== DATA SUPPLIED ==
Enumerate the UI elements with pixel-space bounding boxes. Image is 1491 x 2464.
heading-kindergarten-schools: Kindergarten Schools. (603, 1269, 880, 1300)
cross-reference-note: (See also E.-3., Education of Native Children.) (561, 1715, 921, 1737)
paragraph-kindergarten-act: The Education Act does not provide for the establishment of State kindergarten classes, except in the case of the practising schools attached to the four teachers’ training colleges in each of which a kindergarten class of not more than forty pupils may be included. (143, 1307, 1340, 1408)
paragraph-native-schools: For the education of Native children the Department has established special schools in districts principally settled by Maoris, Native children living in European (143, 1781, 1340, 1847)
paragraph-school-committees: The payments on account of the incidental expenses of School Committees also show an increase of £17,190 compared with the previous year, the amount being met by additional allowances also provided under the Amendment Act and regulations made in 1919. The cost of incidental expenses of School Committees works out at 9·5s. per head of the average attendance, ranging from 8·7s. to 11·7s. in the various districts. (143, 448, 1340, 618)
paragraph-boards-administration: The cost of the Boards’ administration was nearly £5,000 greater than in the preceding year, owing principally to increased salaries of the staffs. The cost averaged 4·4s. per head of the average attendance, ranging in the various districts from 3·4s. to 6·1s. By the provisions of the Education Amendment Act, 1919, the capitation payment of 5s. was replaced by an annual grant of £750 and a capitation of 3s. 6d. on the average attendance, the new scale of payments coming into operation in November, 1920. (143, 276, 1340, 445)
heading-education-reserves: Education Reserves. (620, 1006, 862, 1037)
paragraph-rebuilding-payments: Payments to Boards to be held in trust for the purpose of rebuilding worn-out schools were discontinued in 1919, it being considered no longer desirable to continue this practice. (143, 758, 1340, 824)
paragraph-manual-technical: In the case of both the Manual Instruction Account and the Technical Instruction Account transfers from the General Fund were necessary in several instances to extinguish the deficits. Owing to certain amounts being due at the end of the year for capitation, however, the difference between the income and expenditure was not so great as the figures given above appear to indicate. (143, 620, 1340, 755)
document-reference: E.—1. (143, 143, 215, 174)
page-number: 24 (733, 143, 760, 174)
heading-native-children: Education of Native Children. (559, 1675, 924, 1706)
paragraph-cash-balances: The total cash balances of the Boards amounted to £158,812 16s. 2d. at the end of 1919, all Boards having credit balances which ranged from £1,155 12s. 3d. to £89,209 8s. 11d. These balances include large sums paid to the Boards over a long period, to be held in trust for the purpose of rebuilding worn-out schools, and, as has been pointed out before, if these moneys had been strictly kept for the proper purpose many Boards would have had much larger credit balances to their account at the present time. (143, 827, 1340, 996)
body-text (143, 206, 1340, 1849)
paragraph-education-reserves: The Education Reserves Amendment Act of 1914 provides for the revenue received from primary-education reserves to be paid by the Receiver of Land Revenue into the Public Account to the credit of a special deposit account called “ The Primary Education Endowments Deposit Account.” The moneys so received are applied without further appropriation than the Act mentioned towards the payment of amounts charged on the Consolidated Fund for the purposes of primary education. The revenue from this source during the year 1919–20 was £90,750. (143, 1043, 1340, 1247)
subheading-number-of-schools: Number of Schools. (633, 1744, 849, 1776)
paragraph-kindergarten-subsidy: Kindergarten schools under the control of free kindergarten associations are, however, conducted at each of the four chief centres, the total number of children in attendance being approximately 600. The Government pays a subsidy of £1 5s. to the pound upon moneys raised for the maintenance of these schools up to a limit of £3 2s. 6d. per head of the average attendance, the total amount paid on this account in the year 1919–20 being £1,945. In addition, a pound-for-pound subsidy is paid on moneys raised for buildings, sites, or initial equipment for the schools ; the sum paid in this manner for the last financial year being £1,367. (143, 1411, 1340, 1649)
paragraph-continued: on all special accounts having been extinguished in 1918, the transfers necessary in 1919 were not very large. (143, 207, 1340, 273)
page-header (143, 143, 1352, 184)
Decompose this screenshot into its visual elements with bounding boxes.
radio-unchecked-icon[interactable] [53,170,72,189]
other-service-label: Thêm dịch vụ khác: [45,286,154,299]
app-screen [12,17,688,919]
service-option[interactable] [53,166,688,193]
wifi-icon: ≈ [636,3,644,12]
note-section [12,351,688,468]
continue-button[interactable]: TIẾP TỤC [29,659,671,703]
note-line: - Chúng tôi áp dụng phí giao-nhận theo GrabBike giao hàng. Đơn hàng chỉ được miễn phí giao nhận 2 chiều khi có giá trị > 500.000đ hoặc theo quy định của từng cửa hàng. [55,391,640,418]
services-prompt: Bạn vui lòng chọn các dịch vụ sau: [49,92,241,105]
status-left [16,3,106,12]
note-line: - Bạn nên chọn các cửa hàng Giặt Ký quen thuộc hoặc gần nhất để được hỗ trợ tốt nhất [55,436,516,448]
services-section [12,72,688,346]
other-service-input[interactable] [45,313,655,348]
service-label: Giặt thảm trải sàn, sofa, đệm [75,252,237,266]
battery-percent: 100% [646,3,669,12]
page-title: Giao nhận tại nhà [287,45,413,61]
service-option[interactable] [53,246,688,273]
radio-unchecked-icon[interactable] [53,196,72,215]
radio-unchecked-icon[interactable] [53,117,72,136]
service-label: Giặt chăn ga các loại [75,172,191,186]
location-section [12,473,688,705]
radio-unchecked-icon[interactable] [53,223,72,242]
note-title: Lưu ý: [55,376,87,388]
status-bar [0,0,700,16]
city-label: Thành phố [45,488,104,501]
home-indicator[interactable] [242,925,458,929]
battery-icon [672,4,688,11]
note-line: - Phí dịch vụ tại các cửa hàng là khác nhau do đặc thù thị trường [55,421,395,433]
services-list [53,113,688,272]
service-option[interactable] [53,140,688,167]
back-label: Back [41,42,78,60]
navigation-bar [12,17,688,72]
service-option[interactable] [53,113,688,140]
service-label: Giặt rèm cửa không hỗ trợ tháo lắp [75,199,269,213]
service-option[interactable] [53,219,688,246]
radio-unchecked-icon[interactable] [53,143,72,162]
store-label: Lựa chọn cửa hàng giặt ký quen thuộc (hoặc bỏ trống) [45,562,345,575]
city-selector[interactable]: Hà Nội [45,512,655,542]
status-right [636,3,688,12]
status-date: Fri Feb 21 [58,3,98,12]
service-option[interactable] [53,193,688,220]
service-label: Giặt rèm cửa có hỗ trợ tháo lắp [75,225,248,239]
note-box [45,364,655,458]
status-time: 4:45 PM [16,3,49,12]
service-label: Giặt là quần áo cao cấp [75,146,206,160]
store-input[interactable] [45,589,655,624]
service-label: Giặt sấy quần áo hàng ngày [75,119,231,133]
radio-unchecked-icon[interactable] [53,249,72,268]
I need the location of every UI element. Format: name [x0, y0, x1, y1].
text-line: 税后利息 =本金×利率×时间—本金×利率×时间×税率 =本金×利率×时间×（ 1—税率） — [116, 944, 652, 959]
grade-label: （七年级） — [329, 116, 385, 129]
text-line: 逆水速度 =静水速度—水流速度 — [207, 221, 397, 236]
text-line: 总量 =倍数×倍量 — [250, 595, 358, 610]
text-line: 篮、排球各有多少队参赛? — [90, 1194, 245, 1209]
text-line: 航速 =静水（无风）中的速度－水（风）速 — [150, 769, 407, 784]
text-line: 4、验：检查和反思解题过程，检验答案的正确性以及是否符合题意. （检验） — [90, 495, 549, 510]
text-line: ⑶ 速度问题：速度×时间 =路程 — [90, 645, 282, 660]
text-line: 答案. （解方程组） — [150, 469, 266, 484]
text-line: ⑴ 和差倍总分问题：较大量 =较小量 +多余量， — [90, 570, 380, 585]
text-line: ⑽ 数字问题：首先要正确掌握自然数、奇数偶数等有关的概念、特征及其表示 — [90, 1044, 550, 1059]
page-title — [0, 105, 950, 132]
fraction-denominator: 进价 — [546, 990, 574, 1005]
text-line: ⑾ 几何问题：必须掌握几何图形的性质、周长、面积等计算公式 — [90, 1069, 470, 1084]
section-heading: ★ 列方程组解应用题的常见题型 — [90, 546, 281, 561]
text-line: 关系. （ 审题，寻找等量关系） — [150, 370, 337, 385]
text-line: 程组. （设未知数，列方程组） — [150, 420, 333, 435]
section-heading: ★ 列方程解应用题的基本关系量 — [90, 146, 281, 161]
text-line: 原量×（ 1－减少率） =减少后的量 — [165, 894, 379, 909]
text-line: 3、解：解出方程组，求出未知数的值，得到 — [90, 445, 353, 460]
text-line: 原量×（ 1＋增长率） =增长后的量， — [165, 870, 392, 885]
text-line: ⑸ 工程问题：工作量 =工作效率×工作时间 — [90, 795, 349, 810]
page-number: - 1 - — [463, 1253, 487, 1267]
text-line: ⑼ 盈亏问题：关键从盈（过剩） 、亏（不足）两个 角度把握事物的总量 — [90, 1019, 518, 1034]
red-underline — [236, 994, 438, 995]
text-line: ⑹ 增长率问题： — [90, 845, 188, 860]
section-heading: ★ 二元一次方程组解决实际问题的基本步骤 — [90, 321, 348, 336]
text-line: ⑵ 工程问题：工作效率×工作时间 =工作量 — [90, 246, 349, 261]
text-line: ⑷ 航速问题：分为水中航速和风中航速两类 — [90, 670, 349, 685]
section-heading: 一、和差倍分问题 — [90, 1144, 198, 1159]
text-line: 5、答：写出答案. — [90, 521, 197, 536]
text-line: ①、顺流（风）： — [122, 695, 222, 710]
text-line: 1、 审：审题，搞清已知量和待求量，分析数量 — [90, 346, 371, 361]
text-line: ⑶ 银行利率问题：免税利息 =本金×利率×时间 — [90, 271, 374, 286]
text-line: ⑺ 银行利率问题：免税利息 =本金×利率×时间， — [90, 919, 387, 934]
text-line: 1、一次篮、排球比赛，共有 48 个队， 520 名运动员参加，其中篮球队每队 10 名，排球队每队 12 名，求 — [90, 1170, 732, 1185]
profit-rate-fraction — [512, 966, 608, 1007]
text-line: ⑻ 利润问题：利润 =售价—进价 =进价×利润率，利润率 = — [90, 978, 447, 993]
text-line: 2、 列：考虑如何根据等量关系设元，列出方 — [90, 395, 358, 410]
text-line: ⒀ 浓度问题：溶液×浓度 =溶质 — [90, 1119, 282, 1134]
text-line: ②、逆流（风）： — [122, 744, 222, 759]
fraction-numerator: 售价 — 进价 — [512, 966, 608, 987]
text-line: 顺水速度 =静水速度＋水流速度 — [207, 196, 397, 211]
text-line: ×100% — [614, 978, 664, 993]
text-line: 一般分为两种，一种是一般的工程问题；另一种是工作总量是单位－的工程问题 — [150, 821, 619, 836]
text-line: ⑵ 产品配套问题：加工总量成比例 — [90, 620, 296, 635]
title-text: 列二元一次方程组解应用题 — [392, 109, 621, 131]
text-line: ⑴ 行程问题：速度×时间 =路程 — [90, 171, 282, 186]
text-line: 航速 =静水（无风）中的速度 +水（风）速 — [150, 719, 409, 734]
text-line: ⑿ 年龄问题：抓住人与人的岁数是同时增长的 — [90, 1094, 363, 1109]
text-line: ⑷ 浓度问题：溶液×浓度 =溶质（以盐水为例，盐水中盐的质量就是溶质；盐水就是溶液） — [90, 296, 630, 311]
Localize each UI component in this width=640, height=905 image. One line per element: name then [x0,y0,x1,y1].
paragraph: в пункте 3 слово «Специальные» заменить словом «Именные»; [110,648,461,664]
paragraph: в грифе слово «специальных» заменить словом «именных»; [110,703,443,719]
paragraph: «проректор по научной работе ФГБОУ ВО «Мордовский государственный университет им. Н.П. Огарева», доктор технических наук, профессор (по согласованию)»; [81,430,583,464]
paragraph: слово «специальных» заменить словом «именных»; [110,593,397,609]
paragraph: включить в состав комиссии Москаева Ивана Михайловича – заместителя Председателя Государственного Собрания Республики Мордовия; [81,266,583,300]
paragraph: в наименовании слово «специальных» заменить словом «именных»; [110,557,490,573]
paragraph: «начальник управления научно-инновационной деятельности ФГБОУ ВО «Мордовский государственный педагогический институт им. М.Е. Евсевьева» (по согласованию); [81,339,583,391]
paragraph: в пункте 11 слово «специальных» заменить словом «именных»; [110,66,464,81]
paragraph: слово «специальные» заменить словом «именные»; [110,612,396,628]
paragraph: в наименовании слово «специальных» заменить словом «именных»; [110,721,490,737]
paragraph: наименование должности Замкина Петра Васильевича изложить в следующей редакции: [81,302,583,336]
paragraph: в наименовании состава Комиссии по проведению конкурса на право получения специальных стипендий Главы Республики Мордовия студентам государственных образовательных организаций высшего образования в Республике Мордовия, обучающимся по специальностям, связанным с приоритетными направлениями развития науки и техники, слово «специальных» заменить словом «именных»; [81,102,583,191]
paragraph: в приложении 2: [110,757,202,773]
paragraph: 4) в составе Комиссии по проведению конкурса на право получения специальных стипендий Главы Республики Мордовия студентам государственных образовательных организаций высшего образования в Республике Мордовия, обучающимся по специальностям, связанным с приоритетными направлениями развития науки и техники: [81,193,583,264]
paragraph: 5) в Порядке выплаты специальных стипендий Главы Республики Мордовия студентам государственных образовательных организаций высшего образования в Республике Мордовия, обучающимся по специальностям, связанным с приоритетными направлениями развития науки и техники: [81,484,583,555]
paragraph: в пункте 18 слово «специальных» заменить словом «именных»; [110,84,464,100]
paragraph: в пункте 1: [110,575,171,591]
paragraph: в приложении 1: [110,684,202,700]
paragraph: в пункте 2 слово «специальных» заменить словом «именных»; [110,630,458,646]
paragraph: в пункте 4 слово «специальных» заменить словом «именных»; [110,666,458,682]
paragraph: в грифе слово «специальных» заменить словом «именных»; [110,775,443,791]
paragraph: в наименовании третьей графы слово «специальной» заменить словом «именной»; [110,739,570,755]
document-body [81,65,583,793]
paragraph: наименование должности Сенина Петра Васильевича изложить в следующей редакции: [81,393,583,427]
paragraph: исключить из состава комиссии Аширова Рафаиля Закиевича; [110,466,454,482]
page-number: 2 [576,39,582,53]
===
- GOAL:
Copy the records from their first line through the line that contains "paragraph-kindergarten-act: The Education", both ends included, reproducing every character unchanged.

- ANSWER TO THIS PROBLEM:
Enumerate the UI elements with pixel-space bounding boxes. Image is 1491 x 2464.
heading-kindergarten-schools: Kindergarten Schools. (603, 1269, 880, 1300)
cross-reference-note: (See also E.-3., Education of Native Children.) (561, 1715, 921, 1737)
paragraph-kindergarten-act: The Education Act does not provide for the establishment of State kindergarten classes, except in the case of the practising schools attached to the four teachers’ training colleges in each of which a kindergarten class of not more than forty pupils may be included. (143, 1307, 1340, 1408)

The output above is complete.